▶ [PROBLEM STATEMENT]: Quote the listing below in its entirety, omitting every image.

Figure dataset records
--------
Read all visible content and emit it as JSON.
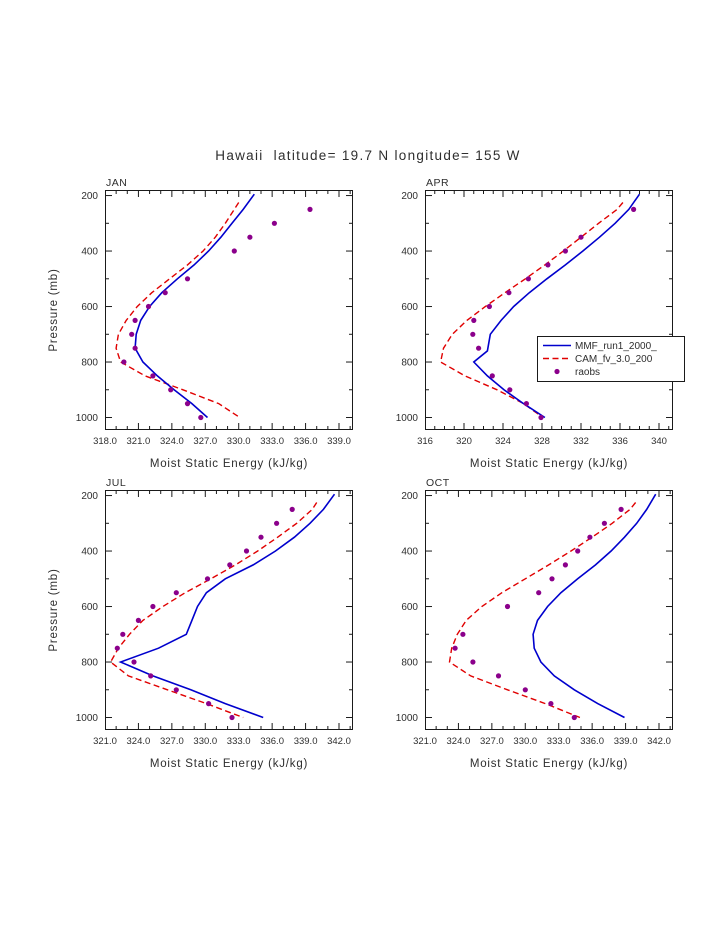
{
  "title": "Hawaii  latitude= 19.7 N longitude= 155 W",
  "ylabel": "Pressure (mb)",
  "xlabel": "Moist Static Energy (kJ/kg)",
  "colors": {
    "mmf": "#0000cd",
    "cam": "#e00000",
    "raobs": "#8b008b",
    "frame": "#1a1a1a"
  },
  "legend": {
    "position": "overlapping right edge of APR panel",
    "entries": [
      {
        "label": "MMF_run1_2000_",
        "color": "#0000cd",
        "style": "solid-line"
      },
      {
        "label": "CAM_fv_3.0_200",
        "color": "#e00000",
        "style": "dashed-line"
      },
      {
        "label": "raobs",
        "color": "#8b008b",
        "style": "dot"
      }
    ]
  },
  "pressure_axis": {
    "top": 180,
    "bottom": 1045,
    "inverted": true,
    "ticks": [
      200,
      400,
      600,
      800,
      1000
    ],
    "minor": [
      300,
      500,
      700,
      900
    ]
  },
  "chart_data": [
    {
      "type": "line",
      "month": "JAN",
      "xlim": [
        318,
        339
      ],
      "xticks": {
        "values": [
          318,
          321,
          324,
          327,
          330,
          333,
          336,
          339
        ],
        "labels": [
          "318.0",
          "321.0",
          "324.0",
          "327.0",
          "330.0",
          "333.0",
          "336.0",
          "339.0"
        ],
        "minor_step": 1
      },
      "series": {
        "mmf": {
          "pressure": [
            195,
            250,
            300,
            350,
            400,
            450,
            500,
            550,
            600,
            650,
            700,
            750,
            800,
            850,
            900,
            950,
            1000
          ],
          "values": [
            331.4,
            330.4,
            329.4,
            328.4,
            327.3,
            326.0,
            324.5,
            323.1,
            322.0,
            321.2,
            320.8,
            320.7,
            321.4,
            322.7,
            324.2,
            325.8,
            327.2
          ]
        },
        "cam": {
          "pressure": [
            225,
            250,
            300,
            350,
            400,
            450,
            500,
            550,
            600,
            650,
            700,
            750,
            800,
            850,
            900,
            950,
            1000
          ],
          "values": [
            330.0,
            329.6,
            328.8,
            327.9,
            326.8,
            325.4,
            323.8,
            322.2,
            320.9,
            319.9,
            319.2,
            319.0,
            319.4,
            321.6,
            325.0,
            328.2,
            330.1
          ]
        },
        "raobs": {
          "pressure": [
            250,
            300,
            350,
            400,
            500,
            550,
            600,
            650,
            700,
            750,
            800,
            850,
            900,
            950,
            1000
          ],
          "values": [
            336.4,
            333.2,
            331.0,
            329.6,
            325.4,
            323.4,
            321.9,
            320.7,
            320.4,
            320.7,
            319.7,
            322.3,
            323.9,
            325.4,
            326.6
          ]
        }
      }
    },
    {
      "type": "line",
      "month": "APR",
      "xlim": [
        316,
        340
      ],
      "xticks": {
        "values": [
          316,
          320,
          324,
          328,
          332,
          336,
          340
        ],
        "labels": [
          "316",
          "320",
          "324",
          "328",
          "332",
          "336",
          "340"
        ],
        "minor_step": 1
      },
      "series": {
        "mmf": {
          "pressure": [
            195,
            250,
            300,
            350,
            400,
            450,
            500,
            550,
            600,
            650,
            700,
            760,
            800,
            850,
            900,
            950,
            1000
          ],
          "values": [
            338.0,
            336.9,
            335.5,
            333.9,
            332.2,
            330.4,
            328.5,
            326.7,
            325.1,
            323.8,
            322.7,
            322.4,
            321.0,
            322.4,
            324.1,
            326.1,
            328.3
          ]
        },
        "cam": {
          "pressure": [
            225,
            250,
            300,
            350,
            400,
            450,
            500,
            550,
            600,
            650,
            700,
            750,
            800,
            850,
            900,
            950,
            1000
          ],
          "values": [
            336.3,
            335.7,
            333.8,
            332.0,
            330.2,
            328.3,
            326.3,
            324.2,
            322.2,
            320.3,
            318.8,
            317.9,
            317.6,
            320.1,
            323.4,
            326.1,
            328.1
          ]
        },
        "raobs": {
          "pressure": [
            250,
            350,
            400,
            450,
            500,
            550,
            600,
            650,
            700,
            750,
            850,
            900,
            950,
            1000
          ],
          "values": [
            337.4,
            332.0,
            330.4,
            328.6,
            326.6,
            324.6,
            322.6,
            321.0,
            320.9,
            321.5,
            322.9,
            324.7,
            326.4,
            327.9
          ]
        }
      }
    },
    {
      "type": "line",
      "month": "JUL",
      "xlim": [
        321,
        342
      ],
      "xticks": {
        "values": [
          321,
          324,
          327,
          330,
          333,
          336,
          339,
          342
        ],
        "labels": [
          "321.0",
          "324.0",
          "327.0",
          "330.0",
          "333.0",
          "336.0",
          "339.0",
          "342.0"
        ],
        "minor_step": 1
      },
      "series": {
        "mmf": {
          "pressure": [
            195,
            250,
            300,
            350,
            400,
            450,
            500,
            550,
            600,
            650,
            700,
            750,
            800,
            850,
            900,
            950,
            1000
          ],
          "values": [
            341.6,
            340.6,
            339.4,
            338.0,
            336.3,
            334.3,
            331.8,
            330.1,
            329.3,
            328.8,
            328.3,
            325.8,
            322.4,
            325.3,
            328.7,
            331.8,
            335.2
          ]
        },
        "cam": {
          "pressure": [
            225,
            250,
            300,
            350,
            400,
            450,
            500,
            550,
            600,
            650,
            700,
            750,
            800,
            850,
            900,
            950,
            1000
          ],
          "values": [
            340.0,
            339.6,
            338.2,
            336.5,
            334.7,
            332.7,
            330.5,
            328.2,
            326.2,
            324.4,
            323.2,
            322.2,
            321.5,
            323.1,
            326.6,
            330.1,
            333.4
          ]
        },
        "raobs": {
          "pressure": [
            250,
            300,
            350,
            400,
            450,
            500,
            550,
            600,
            650,
            700,
            750,
            800,
            850,
            900,
            950,
            1000
          ],
          "values": [
            337.8,
            336.4,
            335.0,
            333.7,
            332.2,
            330.2,
            327.4,
            325.3,
            324.0,
            322.6,
            322.1,
            323.6,
            325.1,
            327.4,
            330.3,
            332.4
          ]
        }
      }
    },
    {
      "type": "line",
      "month": "OCT",
      "xlim": [
        321,
        342
      ],
      "xticks": {
        "values": [
          321,
          324,
          327,
          330,
          333,
          336,
          339,
          342
        ],
        "labels": [
          "321.0",
          "324.0",
          "327.0",
          "330.0",
          "333.0",
          "336.0",
          "339.0",
          "342.0"
        ],
        "minor_step": 1
      },
      "series": {
        "mmf": {
          "pressure": [
            195,
            250,
            300,
            350,
            400,
            450,
            500,
            550,
            600,
            650,
            700,
            750,
            800,
            850,
            900,
            950,
            1000
          ],
          "values": [
            341.7,
            340.9,
            340.0,
            338.9,
            337.7,
            336.3,
            334.7,
            333.2,
            332.0,
            331.1,
            330.7,
            330.8,
            331.4,
            332.6,
            334.4,
            336.5,
            338.9
          ]
        },
        "cam": {
          "pressure": [
            225,
            250,
            300,
            350,
            400,
            450,
            500,
            550,
            600,
            650,
            700,
            750,
            800,
            850,
            900,
            950,
            1000
          ],
          "values": [
            339.9,
            339.4,
            337.8,
            336.0,
            334.1,
            332.1,
            330.0,
            327.9,
            326.1,
            324.7,
            323.9,
            323.4,
            323.2,
            325.1,
            328.4,
            331.8,
            334.9
          ]
        },
        "raobs": {
          "pressure": [
            250,
            300,
            350,
            400,
            450,
            500,
            550,
            600,
            700,
            750,
            800,
            850,
            900,
            950,
            1000
          ],
          "values": [
            338.6,
            337.1,
            335.8,
            334.7,
            333.6,
            332.4,
            331.2,
            328.4,
            324.4,
            323.7,
            325.3,
            327.6,
            330.0,
            332.3,
            334.4
          ]
        }
      }
    }
  ]
}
--------
▶ [SOLVED EXERCISE]:
Read all visible content and emit it as JSON.
{
  "title": "Hawaii  latitude= 19.7 N longitude= 155 W",
  "ylabel": "Pressure (mb)",
  "xlabel": "Moist Static Energy (kJ/kg)",
  "colors": {
    "mmf": "#0000cd",
    "cam": "#e00000",
    "raobs": "#8b008b",
    "frame": "#1a1a1a"
  },
  "legend": {
    "position": "overlapping right edge of APR panel",
    "entries": [
      {
        "label": "MMF_run1_2000_",
        "color": "#0000cd",
        "style": "solid-line"
      },
      {
        "label": "CAM_fv_3.0_200",
        "color": "#e00000",
        "style": "dashed-line"
      },
      {
        "label": "raobs",
        "color": "#8b008b",
        "style": "dot"
      }
    ]
  },
  "pressure_axis": {
    "top": 180,
    "bottom": 1045,
    "inverted": true,
    "ticks": [
      200,
      400,
      600,
      800,
      1000
    ],
    "minor": [
      300,
      500,
      700,
      900
    ]
  },
  "chart_data": [
    {
      "type": "line",
      "month": "JAN",
      "xlim": [
        318,
        339
      ],
      "xticks": {
        "values": [
          318,
          321,
          324,
          327,
          330,
          333,
          336,
          339
        ],
        "labels": [
          "318.0",
          "321.0",
          "324.0",
          "327.0",
          "330.0",
          "333.0",
          "336.0",
          "339.0"
        ],
        "minor_step": 1
      },
      "series": {
        "mmf": {
          "pressure": [
            195,
            250,
            300,
            350,
            400,
            450,
            500,
            550,
            600,
            650,
            700,
            750,
            800,
            850,
            900,
            950,
            1000
          ],
          "values": [
            331.4,
            330.4,
            329.4,
            328.4,
            327.3,
            326.0,
            324.5,
            323.1,
            322.0,
            321.2,
            320.8,
            320.7,
            321.4,
            322.7,
            324.2,
            325.8,
            327.2
          ]
        },
        "cam": {
          "pressure": [
            225,
            250,
            300,
            350,
            400,
            450,
            500,
            550,
            600,
            650,
            700,
            750,
            800,
            850,
            900,
            950,
            1000
          ],
          "values": [
            330.0,
            329.6,
            328.8,
            327.9,
            326.8,
            325.4,
            323.8,
            322.2,
            320.9,
            319.9,
            319.2,
            319.0,
            319.4,
            321.6,
            325.0,
            328.2,
            330.1
          ]
        },
        "raobs": {
          "pressure": [
            250,
            300,
            350,
            400,
            500,
            550,
            600,
            650,
            700,
            750,
            800,
            850,
            900,
            950,
            1000
          ],
          "values": [
            336.4,
            333.2,
            331.0,
            329.6,
            325.4,
            323.4,
            321.9,
            320.7,
            320.4,
            320.7,
            319.7,
            322.3,
            323.9,
            325.4,
            326.6
          ]
        }
      }
    },
    {
      "type": "line",
      "month": "APR",
      "xlim": [
        316,
        340
      ],
      "xticks": {
        "values": [
          316,
          320,
          324,
          328,
          332,
          336,
          340
        ],
        "labels": [
          "316",
          "320",
          "324",
          "328",
          "332",
          "336",
          "340"
        ],
        "minor_step": 1
      },
      "series": {
        "mmf": {
          "pressure": [
            195,
            250,
            300,
            350,
            400,
            450,
            500,
            550,
            600,
            650,
            700,
            760,
            800,
            850,
            900,
            950,
            1000
          ],
          "values": [
            338.0,
            336.9,
            335.5,
            333.9,
            332.2,
            330.4,
            328.5,
            326.7,
            325.1,
            323.8,
            322.7,
            322.4,
            321.0,
            322.4,
            324.1,
            326.1,
            328.3
          ]
        },
        "cam": {
          "pressure": [
            225,
            250,
            300,
            350,
            400,
            450,
            500,
            550,
            600,
            650,
            700,
            750,
            800,
            850,
            900,
            950,
            1000
          ],
          "values": [
            336.3,
            335.7,
            333.8,
            332.0,
            330.2,
            328.3,
            326.3,
            324.2,
            322.2,
            320.3,
            318.8,
            317.9,
            317.6,
            320.1,
            323.4,
            326.1,
            328.1
          ]
        },
        "raobs": {
          "pressure": [
            250,
            350,
            400,
            450,
            500,
            550,
            600,
            650,
            700,
            750,
            850,
            900,
            950,
            1000
          ],
          "values": [
            337.4,
            332.0,
            330.4,
            328.6,
            326.6,
            324.6,
            322.6,
            321.0,
            320.9,
            321.5,
            322.9,
            324.7,
            326.4,
            327.9
          ]
        }
      }
    },
    {
      "type": "line",
      "month": "JUL",
      "xlim": [
        321,
        342
      ],
      "xticks": {
        "values": [
          321,
          324,
          327,
          330,
          333,
          336,
          339,
          342
        ],
        "labels": [
          "321.0",
          "324.0",
          "327.0",
          "330.0",
          "333.0",
          "336.0",
          "339.0",
          "342.0"
        ],
        "minor_step": 1
      },
      "series": {
        "mmf": {
          "pressure": [
            195,
            250,
            300,
            350,
            400,
            450,
            500,
            550,
            600,
            650,
            700,
            750,
            800,
            850,
            900,
            950,
            1000
          ],
          "values": [
            341.6,
            340.6,
            339.4,
            338.0,
            336.3,
            334.3,
            331.8,
            330.1,
            329.3,
            328.8,
            328.3,
            325.8,
            322.4,
            325.3,
            328.7,
            331.8,
            335.2
          ]
        },
        "cam": {
          "pressure": [
            225,
            250,
            300,
            350,
            400,
            450,
            500,
            550,
            600,
            650,
            700,
            750,
            800,
            850,
            900,
            950,
            1000
          ],
          "values": [
            340.0,
            339.6,
            338.2,
            336.5,
            334.7,
            332.7,
            330.5,
            328.2,
            326.2,
            324.4,
            323.2,
            322.2,
            321.5,
            323.1,
            326.6,
            330.1,
            333.4
          ]
        },
        "raobs": {
          "pressure": [
            250,
            300,
            350,
            400,
            450,
            500,
            550,
            600,
            650,
            700,
            750,
            800,
            850,
            900,
            950,
            1000
          ],
          "values": [
            337.8,
            336.4,
            335.0,
            333.7,
            332.2,
            330.2,
            327.4,
            325.3,
            324.0,
            322.6,
            322.1,
            323.6,
            325.1,
            327.4,
            330.3,
            332.4
          ]
        }
      }
    },
    {
      "type": "line",
      "month": "OCT",
      "xlim": [
        321,
        342
      ],
      "xticks": {
        "values": [
          321,
          324,
          327,
          330,
          333,
          336,
          339,
          342
        ],
        "labels": [
          "321.0",
          "324.0",
          "327.0",
          "330.0",
          "333.0",
          "336.0",
          "339.0",
          "342.0"
        ],
        "minor_step": 1
      },
      "series": {
        "mmf": {
          "pressure": [
            195,
            250,
            300,
            350,
            400,
            450,
            500,
            550,
            600,
            650,
            700,
            750,
            800,
            850,
            900,
            950,
            1000
          ],
          "values": [
            341.7,
            340.9,
            340.0,
            338.9,
            337.7,
            336.3,
            334.7,
            333.2,
            332.0,
            331.1,
            330.7,
            330.8,
            331.4,
            332.6,
            334.4,
            336.5,
            338.9
          ]
        },
        "cam": {
          "pressure": [
            225,
            250,
            300,
            350,
            400,
            450,
            500,
            550,
            600,
            650,
            700,
            750,
            800,
            850,
            900,
            950,
            1000
          ],
          "values": [
            339.9,
            339.4,
            337.8,
            336.0,
            334.1,
            332.1,
            330.0,
            327.9,
            326.1,
            324.7,
            323.9,
            323.4,
            323.2,
            325.1,
            328.4,
            331.8,
            334.9
          ]
        },
        "raobs": {
          "pressure": [
            250,
            300,
            350,
            400,
            450,
            500,
            550,
            600,
            700,
            750,
            800,
            850,
            900,
            950,
            1000
          ],
          "values": [
            338.6,
            337.1,
            335.8,
            334.7,
            333.6,
            332.4,
            331.2,
            328.4,
            324.4,
            323.7,
            325.3,
            327.6,
            330.0,
            332.3,
            334.4
          ]
        }
      }
    }
  ]
}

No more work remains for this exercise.